:: What is being asked ::
Without including any images, repeat the data exactly.

Data entries
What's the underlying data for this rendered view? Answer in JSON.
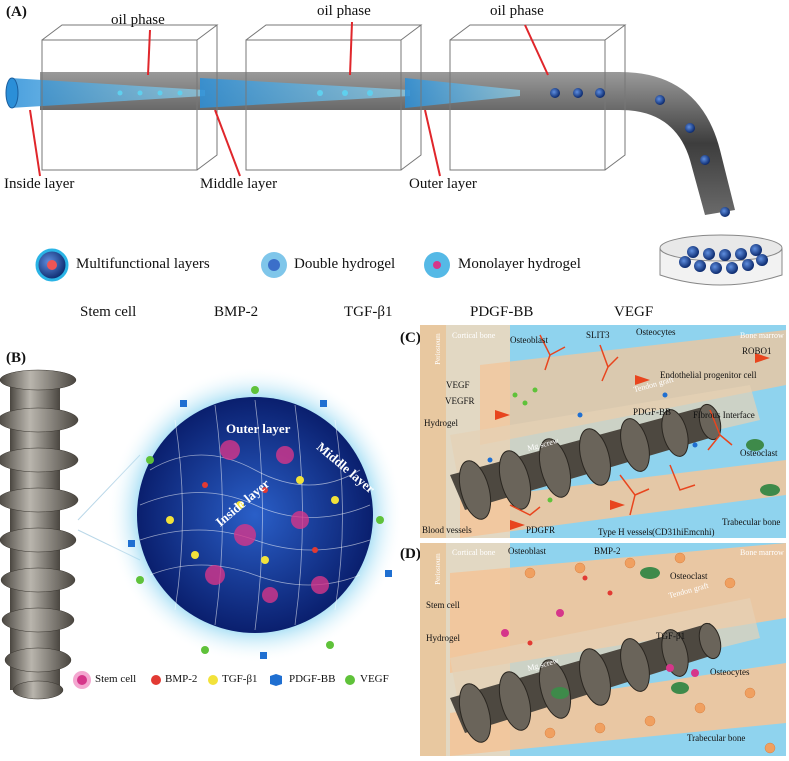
{
  "panels": {
    "a": {
      "label": "(A)",
      "oil_phase": [
        "oil phase",
        "oil phase",
        "oil phase"
      ],
      "layers": {
        "inside": "Inside layer",
        "middle": "Middle layer",
        "outer": "Outer layer"
      },
      "legend1": [
        "Multifunctional layers",
        "Double hydrogel",
        "Monolayer hydrogel"
      ],
      "legend2": [
        "Stem cell",
        "BMP-2",
        "TGF-β1",
        "PDGF-BB",
        "VEGF"
      ]
    },
    "b": {
      "label": "(B)",
      "sphere_labels": {
        "outer": "Outer layer",
        "middle": "Middle layer",
        "inside": "Inside layer"
      },
      "legend": [
        "Stem cell",
        "BMP-2",
        "TGF-β1",
        "PDGF-BB",
        "VEGF"
      ]
    },
    "c": {
      "label": "(C)",
      "regions": {
        "periosteum": "Periosteum",
        "cortical": "Cortical bone",
        "marrow": "Bone marrow",
        "screw": "Mg screw",
        "graft": "Tendon graft"
      },
      "annotations": {
        "osteoblast": "Osteoblast",
        "slit3": "SLIT3",
        "osteocytes": "Osteocytes",
        "robo1": "ROBO1",
        "epc": "Endothelial progenitor cell",
        "vegf": "VEGF",
        "vegfr": "VEGFR",
        "pdgfbb": "PDGF-BB",
        "hydrogel": "Hydrogel",
        "fibrous": "Fibrous Interface",
        "osteoclast": "Osteoclast",
        "blood": "Blood vessels",
        "pdgfr": "PDGFR",
        "typeh": "Type H vessels",
        "cd31": "(CD31hiEmcnhi)",
        "trabecular": "Trabecular bone"
      }
    },
    "d": {
      "label": "(D)",
      "regions": {
        "periosteum": "Periosteum",
        "cortical": "Cortical bone",
        "marrow": "Bone marrow",
        "screw": "Mg screw",
        "graft": "Tendon graft"
      },
      "annotations": {
        "osteoblast": "Osteoblast",
        "bmp2": "BMP-2",
        "osteoclast": "Osteoclast",
        "stemcell": "Stem cell",
        "hydrogel": "Hydrogel",
        "tgfb1": "TGF-β1",
        "osteocytes": "Osteocytes",
        "trabecular": "Trabecular bone"
      }
    }
  },
  "colors": {
    "stem_cell": "#d6368a",
    "bmp2": "#e23a33",
    "tgfb1": "#f2e23a",
    "pdgfbb": "#1f6fd1",
    "vegf": "#5fc23a",
    "sky": "#8fd3ee",
    "bone": "#f3c59a",
    "screw": "#5b554c",
    "vessel": "#e8451e"
  }
}
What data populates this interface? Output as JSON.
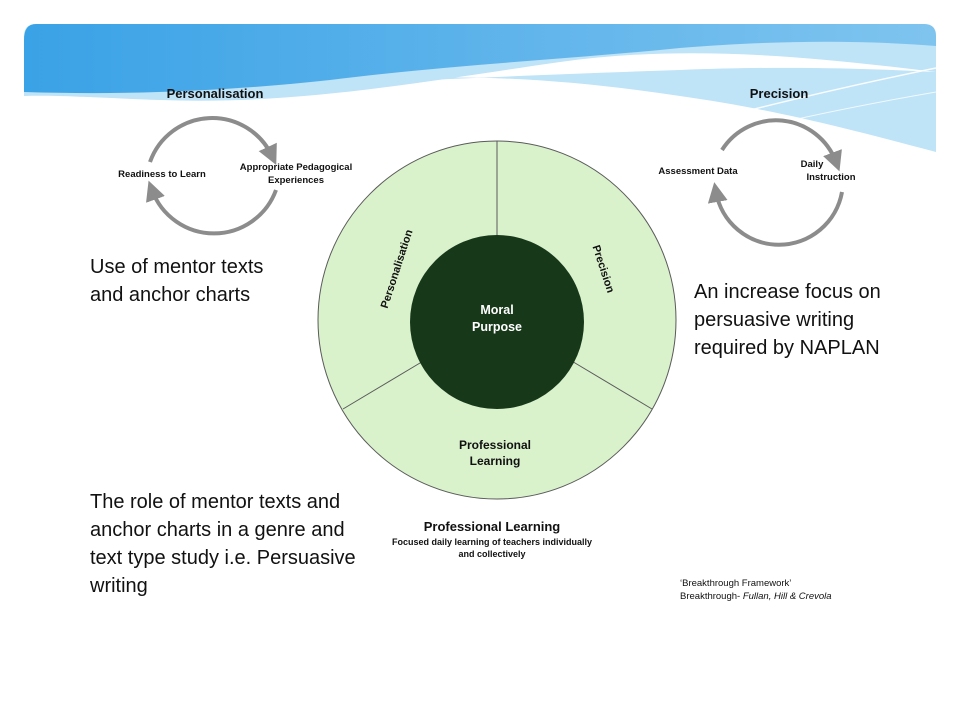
{
  "colors": {
    "banner_light": "#bfe3f7",
    "banner_mid": "#7fc4ef",
    "banner_deep": "#3aa2e6",
    "ring_fill": "#d9f2cc",
    "ring_stroke": "#5a5a5a",
    "core_fill": "#17391a",
    "cycle_arrow": "#8c8c8c"
  },
  "personalisation_cycle": {
    "title": "Personalisation",
    "left_node": "Readiness to Learn",
    "right_node_line1": "Appropriate Pedagogical",
    "right_node_line2": "Experiences"
  },
  "precision_cycle": {
    "title": "Precision",
    "left_node": "Assessment Data",
    "right_node_line1": "Daily",
    "right_node_line2": "Instruction"
  },
  "wheel": {
    "core_line1": "Moral",
    "core_line2": "Purpose",
    "segment_left": "Personalisation",
    "segment_right": "Precision",
    "segment_bottom_line1": "Professional",
    "segment_bottom_line2": "Learning"
  },
  "professional_learning_caption": {
    "title": "Professional Learning",
    "line1": "Focused daily learning of teachers individually",
    "line2": "and collectively"
  },
  "notes": {
    "mentor_texts": "Use of mentor texts and anchor charts",
    "naplan": "An increase focus on persuasive writing required by NAPLAN",
    "role_of_mentor_texts": "The role of mentor texts and anchor charts in a genre and text type study i.e. Persuasive writing"
  },
  "citation": {
    "line1": "‘Breakthrough Framework’",
    "line2_prefix": "Breakthrough- ",
    "line2_authors": "Fullan, Hill & Crevola"
  }
}
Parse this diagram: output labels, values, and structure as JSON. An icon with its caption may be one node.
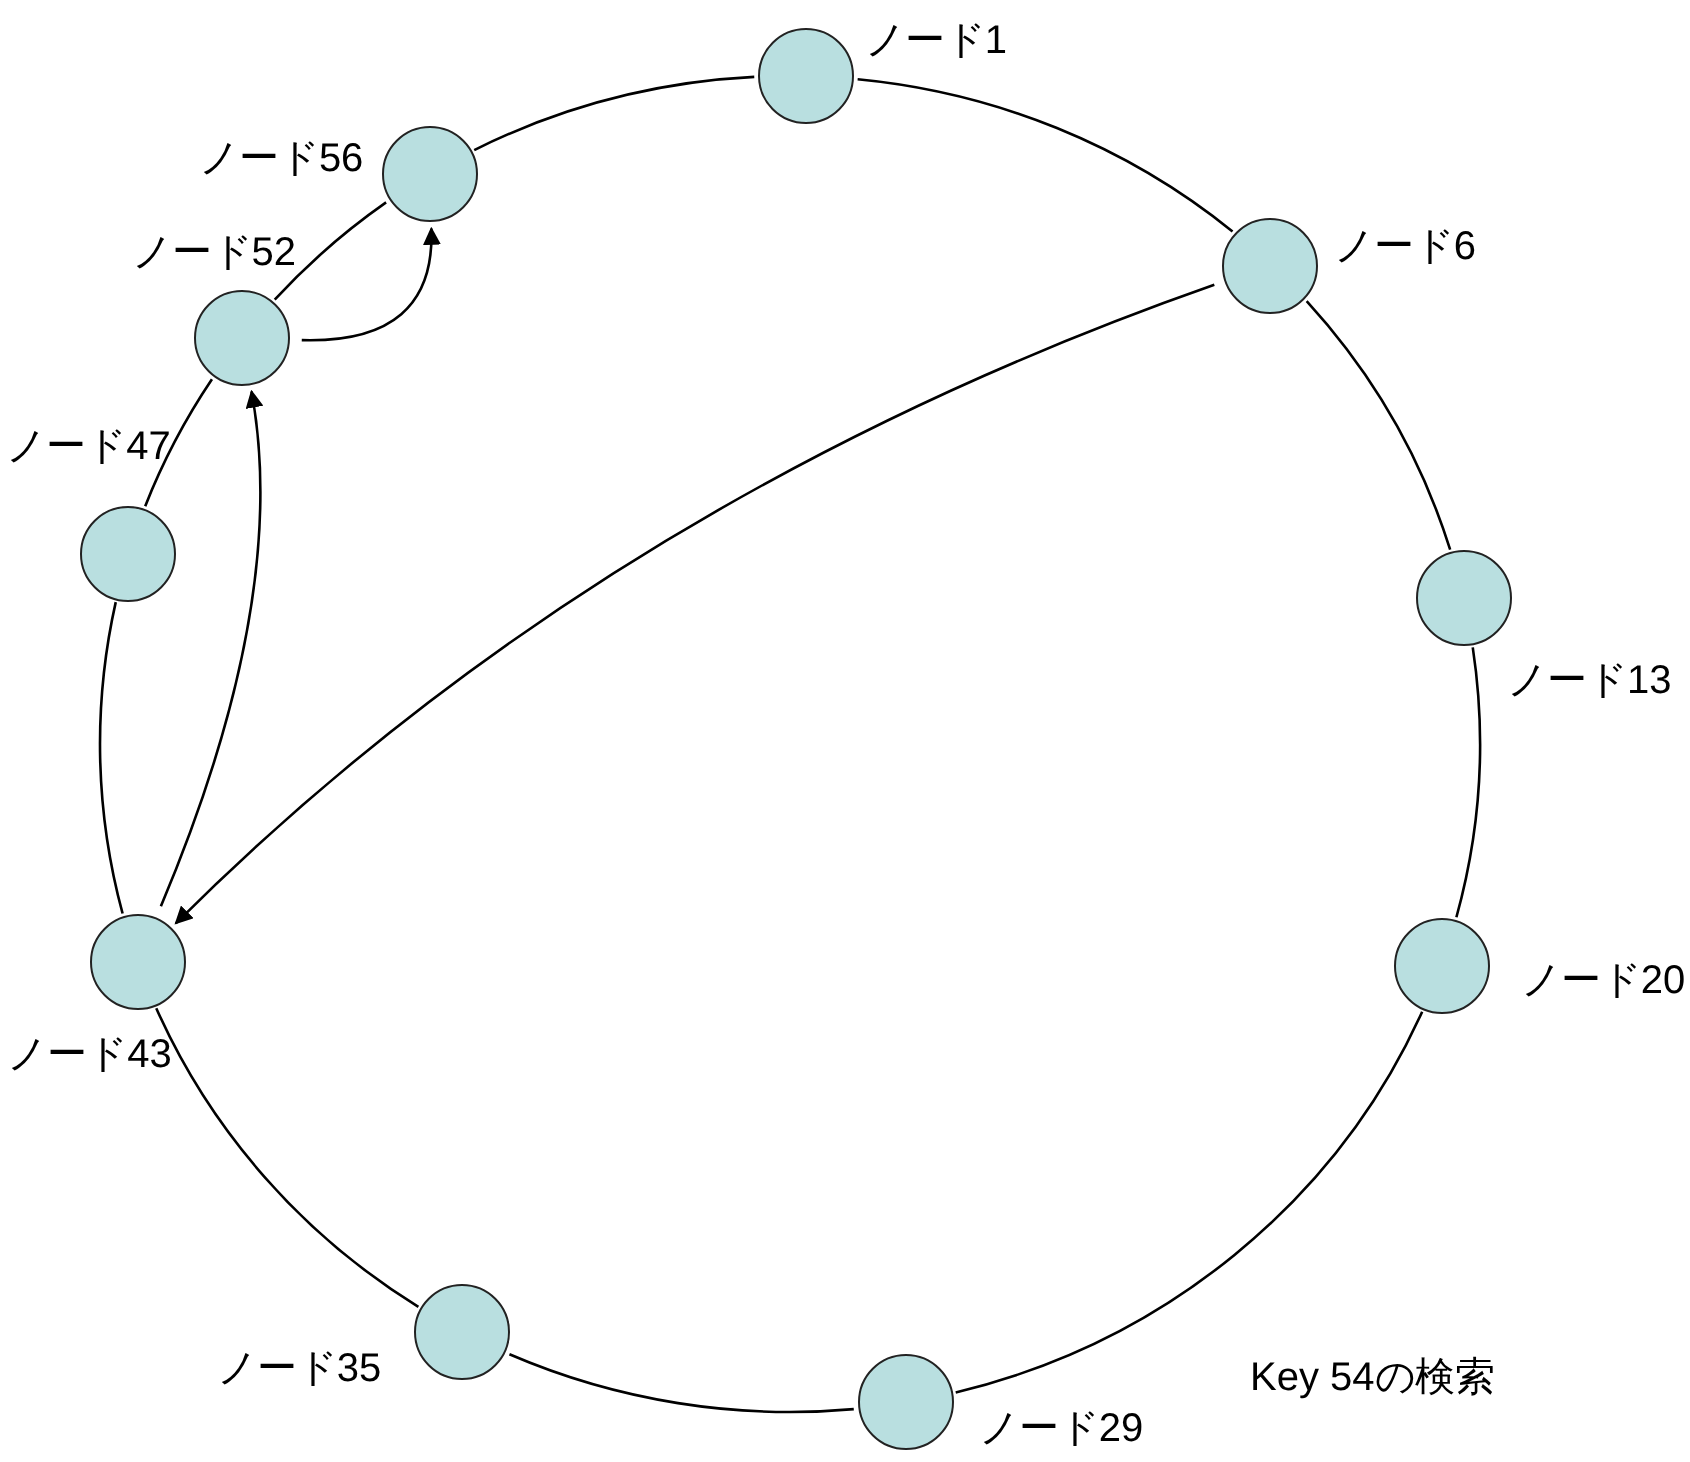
{
  "diagram": {
    "nodes": [
      {
        "text": [
          "ノード1"
        ]
      },
      {
        "text": [
          "ノード6"
        ]
      },
      {
        "text": [
          "ノード13"
        ]
      },
      {
        "text": [
          "ノード20"
        ]
      },
      {
        "text": [
          "ノード29"
        ]
      },
      {
        "text": [
          "ノード35"
        ]
      },
      {
        "text": [
          "ノード43"
        ]
      },
      {
        "text": [
          "ノード47"
        ]
      },
      {
        "text": [
          "ノード52"
        ]
      },
      {
        "text": [
          "ノード56"
        ]
      }
    ],
    "edges": [
      {
        "from": 0,
        "to": 1,
        "arrow": "none"
      },
      {
        "from": 1,
        "to": 2,
        "arrow": "none"
      },
      {
        "from": 2,
        "to": 3,
        "arrow": "none"
      },
      {
        "from": 3,
        "to": 4,
        "arrow": "none"
      },
      {
        "from": 4,
        "to": 5,
        "arrow": "none"
      },
      {
        "from": 5,
        "to": 6,
        "arrow": "none"
      },
      {
        "from": 6,
        "to": 7,
        "arrow": "none"
      },
      {
        "from": 7,
        "to": 8,
        "arrow": "none"
      },
      {
        "from": 8,
        "to": 9,
        "arrow": "none"
      },
      {
        "from": 9,
        "to": 0,
        "arrow": "none"
      },
      {
        "from": 1,
        "to": 6,
        "arrow": "to"
      },
      {
        "from": 6,
        "to": 8,
        "arrow": "to"
      },
      {
        "from": 8,
        "to": 9,
        "arrow": "to"
      }
    ],
    "labels": [
      "Key 54の検索"
    ]
  }
}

:: Output ::
What's the underlying data for this rendered view? Answer in JSON.
{
  "panels": {
    "a": {
      "label": "(A)",
      "oil_phase": [
        "oil phase",
        "oil phase",
        "oil phase"
      ],
      "layers": {
        "inside": "Inside layer",
        "middle": "Middle layer",
        "outer": "Outer layer"
      },
      "legend1": [
        "Multifunctional layers",
        "Double hydrogel",
        "Monolayer hydrogel"
      ],
      "legend2": [
        "Stem cell",
        "BMP-2",
        "TGF-β1",
        "PDGF-BB",
        "VEGF"
      ]
    },
    "b": {
      "label": "(B)",
      "sphere_labels": {
        "outer": "Outer layer",
        "middle": "Middle layer",
        "inside": "Inside layer"
      },
      "legend": [
        "Stem cell",
        "BMP-2",
        "TGF-β1",
        "PDGF-BB",
        "VEGF"
      ]
    },
    "c": {
      "label": "(C)",
      "regions": {
        "periosteum": "Periosteum",
        "cortical": "Cortical bone",
        "marrow": "Bone marrow",
        "screw": "Mg screw",
        "graft": "Tendon graft"
      },
      "annotations": {
        "osteoblast": "Osteoblast",
        "slit3": "SLIT3",
        "osteocytes": "Osteocytes",
        "robo1": "ROBO1",
        "epc": "Endothelial progenitor cell",
        "vegf": "VEGF",
        "vegfr": "VEGFR",
        "pdgfbb": "PDGF-BB",
        "hydrogel": "Hydrogel",
        "fibrous": "Fibrous Interface",
        "osteoclast": "Osteoclast",
        "blood": "Blood vessels",
        "pdgfr": "PDGFR",
        "typeh": "Type H vessels",
        "cd31": "(CD31hiEmcnhi)",
        "trabecular": "Trabecular bone"
      }
    },
    "d": {
      "label": "(D)",
      "regions": {
        "periosteum": "Periosteum",
        "cortical": "Cortical bone",
        "marrow": "Bone marrow",
        "screw": "Mg screw",
        "graft": "Tendon graft"
      },
      "annotations": {
        "osteoblast": "Osteoblast",
        "bmp2": "BMP-2",
        "osteoclast": "Osteoclast",
        "stemcell": "Stem cell",
        "hydrogel": "Hydrogel",
        "tgfb1": "TGF-β1",
        "osteocytes": "Osteocytes",
        "trabecular": "Trabecular bone"
      }
    }
  },
  "colors": {
    "stem_cell": "#d6368a",
    "bmp2": "#e23a33",
    "tgfb1": "#f2e23a",
    "pdgfbb": "#1f6fd1",
    "vegf": "#5fc23a",
    "sky": "#8fd3ee",
    "bone": "#f3c59a",
    "screw": "#5b554c",
    "vessel": "#e8451e"
  }
}
What data populates this interface? Output as JSON.
{
  "colors": {
    "banner_light": "#bfe3f7",
    "banner_mid": "#7fc4ef",
    "banner_deep": "#3aa2e6",
    "ring_fill": "#d9f2cc",
    "ring_stroke": "#5a5a5a",
    "core_fill": "#17391a",
    "cycle_arrow": "#8c8c8c"
  },
  "personalisation_cycle": {
    "title": "Personalisation",
    "left_node": "Readiness to Learn",
    "right_node_line1": "Appropriate Pedagogical",
    "right_node_line2": "Experiences"
  },
  "precision_cycle": {
    "title": "Precision",
    "left_node": "Assessment Data",
    "right_node_line1": "Daily",
    "right_node_line2": "Instruction"
  },
  "wheel": {
    "core_line1": "Moral",
    "core_line2": "Purpose",
    "segment_left": "Personalisation",
    "segment_right": "Precision",
    "segment_bottom_line1": "Professional",
    "segment_bottom_line2": "Learning"
  },
  "professional_learning_caption": {
    "title": "Professional Learning",
    "line1": "Focused daily learning of teachers individually",
    "line2": "and collectively"
  },
  "notes": {
    "mentor_texts": "Use of mentor texts and anchor charts",
    "naplan": "An increase focus on persuasive writing required by NAPLAN",
    "role_of_mentor_texts": "The role of mentor texts and anchor charts in a genre and text type study i.e. Persuasive writing"
  },
  "citation": {
    "line1": "‘Breakthrough Framework’",
    "line2_prefix": "Breakthrough- ",
    "line2_authors": "Fullan, Hill & Crevola"
  }
}
Parse this diagram: output labels, values, and structure as JSON. An icon with its caption may be one node.
{
  "diagram": {
    "nodes": [
      {
        "text": [
          "ノード1"
        ]
      },
      {
        "text": [
          "ノード6"
        ]
      },
      {
        "text": [
          "ノード13"
        ]
      },
      {
        "text": [
          "ノード20"
        ]
      },
      {
        "text": [
          "ノード29"
        ]
      },
      {
        "text": [
          "ノード35"
        ]
      },
      {
        "text": [
          "ノード43"
        ]
      },
      {
        "text": [
          "ノード47"
        ]
      },
      {
        "text": [
          "ノード52"
        ]
      },
      {
        "text": [
          "ノード56"
        ]
      }
    ],
    "edges": [
      {
        "from": 0,
        "to": 1,
        "arrow": "none"
      },
      {
        "from": 1,
        "to": 2,
        "arrow": "none"
      },
      {
        "from": 2,
        "to": 3,
        "arrow": "none"
      },
      {
        "from": 3,
        "to": 4,
        "arrow": "none"
      },
      {
        "from": 4,
        "to": 5,
        "arrow": "none"
      },
      {
        "from": 5,
        "to": 6,
        "arrow": "none"
      },
      {
        "from": 6,
        "to": 7,
        "arrow": "none"
      },
      {
        "from": 7,
        "to": 8,
        "arrow": "none"
      },
      {
        "from": 8,
        "to": 9,
        "arrow": "none"
      },
      {
        "from": 9,
        "to": 0,
        "arrow": "none"
      },
      {
        "from": 1,
        "to": 6,
        "arrow": "to"
      },
      {
        "from": 6,
        "to": 8,
        "arrow": "to"
      },
      {
        "from": 8,
        "to": 9,
        "arrow": "to"
      }
    ],
    "labels": [
      "Key 54の検索"
    ]
  }
}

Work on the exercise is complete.